> What is asked
Your task is to repeat the listing exactly.

> Supplied data
######

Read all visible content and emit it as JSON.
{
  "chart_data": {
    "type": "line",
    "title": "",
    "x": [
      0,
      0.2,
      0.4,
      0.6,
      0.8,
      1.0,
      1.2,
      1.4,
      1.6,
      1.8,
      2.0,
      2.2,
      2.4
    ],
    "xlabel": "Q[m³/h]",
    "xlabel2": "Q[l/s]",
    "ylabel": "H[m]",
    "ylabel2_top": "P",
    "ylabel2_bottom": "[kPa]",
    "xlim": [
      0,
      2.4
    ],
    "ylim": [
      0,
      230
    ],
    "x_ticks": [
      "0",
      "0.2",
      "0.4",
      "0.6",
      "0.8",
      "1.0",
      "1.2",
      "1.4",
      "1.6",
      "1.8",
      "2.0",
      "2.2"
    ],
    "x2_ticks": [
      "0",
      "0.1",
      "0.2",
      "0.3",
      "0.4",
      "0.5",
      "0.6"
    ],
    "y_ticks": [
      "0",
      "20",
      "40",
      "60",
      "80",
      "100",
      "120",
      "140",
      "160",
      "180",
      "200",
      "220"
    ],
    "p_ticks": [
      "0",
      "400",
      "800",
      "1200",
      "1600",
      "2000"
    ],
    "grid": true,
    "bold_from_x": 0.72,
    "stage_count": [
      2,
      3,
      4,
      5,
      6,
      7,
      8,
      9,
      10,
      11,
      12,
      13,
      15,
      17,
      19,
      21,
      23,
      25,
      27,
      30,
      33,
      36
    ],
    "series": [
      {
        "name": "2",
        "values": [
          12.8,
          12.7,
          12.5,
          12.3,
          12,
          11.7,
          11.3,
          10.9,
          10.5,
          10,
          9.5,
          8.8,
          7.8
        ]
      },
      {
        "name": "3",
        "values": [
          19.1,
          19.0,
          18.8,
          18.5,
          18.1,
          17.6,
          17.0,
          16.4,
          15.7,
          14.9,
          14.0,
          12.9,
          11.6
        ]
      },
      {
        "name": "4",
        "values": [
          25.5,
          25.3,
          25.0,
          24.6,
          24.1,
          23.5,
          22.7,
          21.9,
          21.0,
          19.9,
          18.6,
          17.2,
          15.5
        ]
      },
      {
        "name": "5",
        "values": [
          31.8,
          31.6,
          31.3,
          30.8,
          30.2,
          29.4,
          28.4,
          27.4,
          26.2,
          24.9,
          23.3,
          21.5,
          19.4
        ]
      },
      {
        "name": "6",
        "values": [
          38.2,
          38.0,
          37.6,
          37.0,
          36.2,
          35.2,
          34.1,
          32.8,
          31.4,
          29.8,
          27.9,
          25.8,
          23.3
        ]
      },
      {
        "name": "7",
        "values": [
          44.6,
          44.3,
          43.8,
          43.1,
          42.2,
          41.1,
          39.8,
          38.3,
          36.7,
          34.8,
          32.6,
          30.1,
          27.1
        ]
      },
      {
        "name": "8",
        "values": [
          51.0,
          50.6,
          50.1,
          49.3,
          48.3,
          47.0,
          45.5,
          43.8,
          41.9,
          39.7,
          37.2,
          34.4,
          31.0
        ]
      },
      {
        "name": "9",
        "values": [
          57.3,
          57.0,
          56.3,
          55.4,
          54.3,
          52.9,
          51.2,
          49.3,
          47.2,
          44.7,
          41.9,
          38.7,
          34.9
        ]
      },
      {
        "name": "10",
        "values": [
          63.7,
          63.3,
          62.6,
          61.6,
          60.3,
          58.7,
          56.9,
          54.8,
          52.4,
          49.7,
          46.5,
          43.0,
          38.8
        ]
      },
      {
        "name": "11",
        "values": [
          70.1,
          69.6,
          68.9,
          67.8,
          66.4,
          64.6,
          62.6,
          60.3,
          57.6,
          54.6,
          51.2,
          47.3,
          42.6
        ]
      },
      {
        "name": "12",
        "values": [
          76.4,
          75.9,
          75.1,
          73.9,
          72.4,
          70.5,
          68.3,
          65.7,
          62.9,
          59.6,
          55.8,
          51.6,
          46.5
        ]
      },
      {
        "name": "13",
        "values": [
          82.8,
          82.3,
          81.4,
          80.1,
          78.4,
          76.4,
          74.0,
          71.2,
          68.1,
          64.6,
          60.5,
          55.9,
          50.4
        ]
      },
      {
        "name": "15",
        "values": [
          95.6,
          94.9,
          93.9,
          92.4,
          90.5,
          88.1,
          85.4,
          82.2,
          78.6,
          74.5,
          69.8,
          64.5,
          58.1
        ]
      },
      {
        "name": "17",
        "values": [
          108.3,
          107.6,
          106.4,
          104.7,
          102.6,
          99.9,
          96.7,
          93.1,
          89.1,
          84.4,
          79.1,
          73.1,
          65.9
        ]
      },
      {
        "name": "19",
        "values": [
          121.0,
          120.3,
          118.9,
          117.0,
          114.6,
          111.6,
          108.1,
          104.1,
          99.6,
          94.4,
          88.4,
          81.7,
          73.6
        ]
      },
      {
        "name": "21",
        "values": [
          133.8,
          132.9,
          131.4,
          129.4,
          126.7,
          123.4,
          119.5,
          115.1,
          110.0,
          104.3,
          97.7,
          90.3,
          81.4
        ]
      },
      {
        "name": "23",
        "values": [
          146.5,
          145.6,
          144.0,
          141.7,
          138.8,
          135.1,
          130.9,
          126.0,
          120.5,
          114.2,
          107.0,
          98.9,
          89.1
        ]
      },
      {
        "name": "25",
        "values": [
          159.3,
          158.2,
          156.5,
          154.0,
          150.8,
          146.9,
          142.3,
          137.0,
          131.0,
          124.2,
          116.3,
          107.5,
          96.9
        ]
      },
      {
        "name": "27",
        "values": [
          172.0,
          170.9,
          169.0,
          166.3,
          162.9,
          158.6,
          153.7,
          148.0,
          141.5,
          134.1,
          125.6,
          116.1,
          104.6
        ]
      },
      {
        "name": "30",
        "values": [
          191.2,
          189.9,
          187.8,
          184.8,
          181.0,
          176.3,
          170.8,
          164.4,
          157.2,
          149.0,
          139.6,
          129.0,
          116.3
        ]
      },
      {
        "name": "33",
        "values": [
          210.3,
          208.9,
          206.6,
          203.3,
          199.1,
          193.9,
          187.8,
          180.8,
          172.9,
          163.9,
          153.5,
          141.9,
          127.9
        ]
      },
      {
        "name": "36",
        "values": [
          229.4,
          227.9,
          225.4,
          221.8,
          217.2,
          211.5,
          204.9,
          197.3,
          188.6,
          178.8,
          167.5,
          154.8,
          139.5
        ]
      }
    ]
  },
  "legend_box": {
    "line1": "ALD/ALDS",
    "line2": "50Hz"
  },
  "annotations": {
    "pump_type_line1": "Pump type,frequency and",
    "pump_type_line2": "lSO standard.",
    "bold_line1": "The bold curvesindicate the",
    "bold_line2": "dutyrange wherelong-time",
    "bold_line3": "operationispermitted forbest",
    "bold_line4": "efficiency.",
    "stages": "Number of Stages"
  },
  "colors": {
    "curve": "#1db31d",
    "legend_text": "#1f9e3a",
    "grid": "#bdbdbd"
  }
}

######

> Answer in full
Read all visible content and emit it as JSON.
{
  "chart_data": {
    "type": "line",
    "title": "",
    "x": [
      0,
      0.2,
      0.4,
      0.6,
      0.8,
      1.0,
      1.2,
      1.4,
      1.6,
      1.8,
      2.0,
      2.2,
      2.4
    ],
    "xlabel": "Q[m³/h]",
    "xlabel2": "Q[l/s]",
    "ylabel": "H[m]",
    "ylabel2_top": "P",
    "ylabel2_bottom": "[kPa]",
    "xlim": [
      0,
      2.4
    ],
    "ylim": [
      0,
      230
    ],
    "x_ticks": [
      "0",
      "0.2",
      "0.4",
      "0.6",
      "0.8",
      "1.0",
      "1.2",
      "1.4",
      "1.6",
      "1.8",
      "2.0",
      "2.2"
    ],
    "x2_ticks": [
      "0",
      "0.1",
      "0.2",
      "0.3",
      "0.4",
      "0.5",
      "0.6"
    ],
    "y_ticks": [
      "0",
      "20",
      "40",
      "60",
      "80",
      "100",
      "120",
      "140",
      "160",
      "180",
      "200",
      "220"
    ],
    "p_ticks": [
      "0",
      "400",
      "800",
      "1200",
      "1600",
      "2000"
    ],
    "grid": true,
    "bold_from_x": 0.72,
    "stage_count": [
      2,
      3,
      4,
      5,
      6,
      7,
      8,
      9,
      10,
      11,
      12,
      13,
      15,
      17,
      19,
      21,
      23,
      25,
      27,
      30,
      33,
      36
    ],
    "series": [
      {
        "name": "2",
        "values": [
          12.8,
          12.7,
          12.5,
          12.3,
          12,
          11.7,
          11.3,
          10.9,
          10.5,
          10,
          9.5,
          8.8,
          7.8
        ]
      },
      {
        "name": "3",
        "values": [
          19.1,
          19.0,
          18.8,
          18.5,
          18.1,
          17.6,
          17.0,
          16.4,
          15.7,
          14.9,
          14.0,
          12.9,
          11.6
        ]
      },
      {
        "name": "4",
        "values": [
          25.5,
          25.3,
          25.0,
          24.6,
          24.1,
          23.5,
          22.7,
          21.9,
          21.0,
          19.9,
          18.6,
          17.2,
          15.5
        ]
      },
      {
        "name": "5",
        "values": [
          31.8,
          31.6,
          31.3,
          30.8,
          30.2,
          29.4,
          28.4,
          27.4,
          26.2,
          24.9,
          23.3,
          21.5,
          19.4
        ]
      },
      {
        "name": "6",
        "values": [
          38.2,
          38.0,
          37.6,
          37.0,
          36.2,
          35.2,
          34.1,
          32.8,
          31.4,
          29.8,
          27.9,
          25.8,
          23.3
        ]
      },
      {
        "name": "7",
        "values": [
          44.6,
          44.3,
          43.8,
          43.1,
          42.2,
          41.1,
          39.8,
          38.3,
          36.7,
          34.8,
          32.6,
          30.1,
          27.1
        ]
      },
      {
        "name": "8",
        "values": [
          51.0,
          50.6,
          50.1,
          49.3,
          48.3,
          47.0,
          45.5,
          43.8,
          41.9,
          39.7,
          37.2,
          34.4,
          31.0
        ]
      },
      {
        "name": "9",
        "values": [
          57.3,
          57.0,
          56.3,
          55.4,
          54.3,
          52.9,
          51.2,
          49.3,
          47.2,
          44.7,
          41.9,
          38.7,
          34.9
        ]
      },
      {
        "name": "10",
        "values": [
          63.7,
          63.3,
          62.6,
          61.6,
          60.3,
          58.7,
          56.9,
          54.8,
          52.4,
          49.7,
          46.5,
          43.0,
          38.8
        ]
      },
      {
        "name": "11",
        "values": [
          70.1,
          69.6,
          68.9,
          67.8,
          66.4,
          64.6,
          62.6,
          60.3,
          57.6,
          54.6,
          51.2,
          47.3,
          42.6
        ]
      },
      {
        "name": "12",
        "values": [
          76.4,
          75.9,
          75.1,
          73.9,
          72.4,
          70.5,
          68.3,
          65.7,
          62.9,
          59.6,
          55.8,
          51.6,
          46.5
        ]
      },
      {
        "name": "13",
        "values": [
          82.8,
          82.3,
          81.4,
          80.1,
          78.4,
          76.4,
          74.0,
          71.2,
          68.1,
          64.6,
          60.5,
          55.9,
          50.4
        ]
      },
      {
        "name": "15",
        "values": [
          95.6,
          94.9,
          93.9,
          92.4,
          90.5,
          88.1,
          85.4,
          82.2,
          78.6,
          74.5,
          69.8,
          64.5,
          58.1
        ]
      },
      {
        "name": "17",
        "values": [
          108.3,
          107.6,
          106.4,
          104.7,
          102.6,
          99.9,
          96.7,
          93.1,
          89.1,
          84.4,
          79.1,
          73.1,
          65.9
        ]
      },
      {
        "name": "19",
        "values": [
          121.0,
          120.3,
          118.9,
          117.0,
          114.6,
          111.6,
          108.1,
          104.1,
          99.6,
          94.4,
          88.4,
          81.7,
          73.6
        ]
      },
      {
        "name": "21",
        "values": [
          133.8,
          132.9,
          131.4,
          129.4,
          126.7,
          123.4,
          119.5,
          115.1,
          110.0,
          104.3,
          97.7,
          90.3,
          81.4
        ]
      },
      {
        "name": "23",
        "values": [
          146.5,
          145.6,
          144.0,
          141.7,
          138.8,
          135.1,
          130.9,
          126.0,
          120.5,
          114.2,
          107.0,
          98.9,
          89.1
        ]
      },
      {
        "name": "25",
        "values": [
          159.3,
          158.2,
          156.5,
          154.0,
          150.8,
          146.9,
          142.3,
          137.0,
          131.0,
          124.2,
          116.3,
          107.5,
          96.9
        ]
      },
      {
        "name": "27",
        "values": [
          172.0,
          170.9,
          169.0,
          166.3,
          162.9,
          158.6,
          153.7,
          148.0,
          141.5,
          134.1,
          125.6,
          116.1,
          104.6
        ]
      },
      {
        "name": "30",
        "values": [
          191.2,
          189.9,
          187.8,
          184.8,
          181.0,
          176.3,
          170.8,
          164.4,
          157.2,
          149.0,
          139.6,
          129.0,
          116.3
        ]
      },
      {
        "name": "33",
        "values": [
          210.3,
          208.9,
          206.6,
          203.3,
          199.1,
          193.9,
          187.8,
          180.8,
          172.9,
          163.9,
          153.5,
          141.9,
          127.9
        ]
      },
      {
        "name": "36",
        "values": [
          229.4,
          227.9,
          225.4,
          221.8,
          217.2,
          211.5,
          204.9,
          197.3,
          188.6,
          178.8,
          167.5,
          154.8,
          139.5
        ]
      }
    ]
  },
  "legend_box": {
    "line1": "ALD/ALDS",
    "line2": "50Hz"
  },
  "annotations": {
    "pump_type_line1": "Pump type,frequency and",
    "pump_type_line2": "lSO standard.",
    "bold_line1": "The bold curvesindicate the",
    "bold_line2": "dutyrange wherelong-time",
    "bold_line3": "operationispermitted forbest",
    "bold_line4": "efficiency.",
    "stages": "Number of Stages"
  },
  "colors": {
    "curve": "#1db31d",
    "legend_text": "#1f9e3a",
    "grid": "#bdbdbd"
  }
}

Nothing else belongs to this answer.